*EXERCISE INSTRUCTIONS*
The records below need retyping in full; give them again exactly.

(Saved entries)
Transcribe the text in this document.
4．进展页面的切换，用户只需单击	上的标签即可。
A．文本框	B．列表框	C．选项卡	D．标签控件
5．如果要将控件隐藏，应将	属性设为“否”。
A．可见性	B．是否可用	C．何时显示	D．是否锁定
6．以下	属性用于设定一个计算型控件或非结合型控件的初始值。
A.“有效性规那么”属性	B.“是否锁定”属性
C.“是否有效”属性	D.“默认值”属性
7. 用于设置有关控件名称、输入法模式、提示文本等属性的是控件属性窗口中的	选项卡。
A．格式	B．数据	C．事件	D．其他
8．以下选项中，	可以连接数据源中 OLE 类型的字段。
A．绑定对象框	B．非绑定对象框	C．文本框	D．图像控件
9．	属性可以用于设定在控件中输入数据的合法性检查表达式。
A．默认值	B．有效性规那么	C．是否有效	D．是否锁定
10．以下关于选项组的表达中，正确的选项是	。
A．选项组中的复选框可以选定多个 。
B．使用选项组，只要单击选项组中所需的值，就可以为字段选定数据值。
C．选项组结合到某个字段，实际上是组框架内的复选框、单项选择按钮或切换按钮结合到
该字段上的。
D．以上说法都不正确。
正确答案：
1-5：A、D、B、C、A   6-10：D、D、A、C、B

*EXERCISE OUTPUT*
Transcribe the text in this document.
4．进展页面的切换，用户只需单击	上的标签即可。
A．文本框	B．列表框	C．选项卡	D．标签控件
5．如果要将控件隐藏，应将	属性设为“否”。
A．可见性	B．是否可用	C．何时显示	D．是否锁定
6．以下	属性用于设定一个计算型控件或非结合型控件的初始值。
A.“有效性规那么”属性	B.“是否锁定”属性
C.“是否有效”属性	D.“默认值”属性
7. 用于设置有关控件名称、输入法模式、提示文本等属性的是控件属性窗口中的	选项卡。
A．格式	B．数据	C．事件	D．其他
8．以下选项中，	可以连接数据源中 OLE 类型的字段。
A．绑定对象框	B．非绑定对象框	C．文本框	D．图像控件
9．	属性可以用于设定在控件中输入数据的合法性检查表达式。
A．默认值	B．有效性规那么	C．是否有效	D．是否锁定
10．以下关于选项组的表达中，正确的选项是	。
A．选项组中的复选框可以选定多个 。
B．使用选项组，只要单击选项组中所需的值，就可以为字段选定数据值。
C．选项组结合到某个字段，实际上是组框架内的复选框、单项选择按钮或切换按钮结合到
该字段上的。
D．以上说法都不正确。
正确答案：
1-5：A、D、B、C、A   6-10：D、D、A、C、B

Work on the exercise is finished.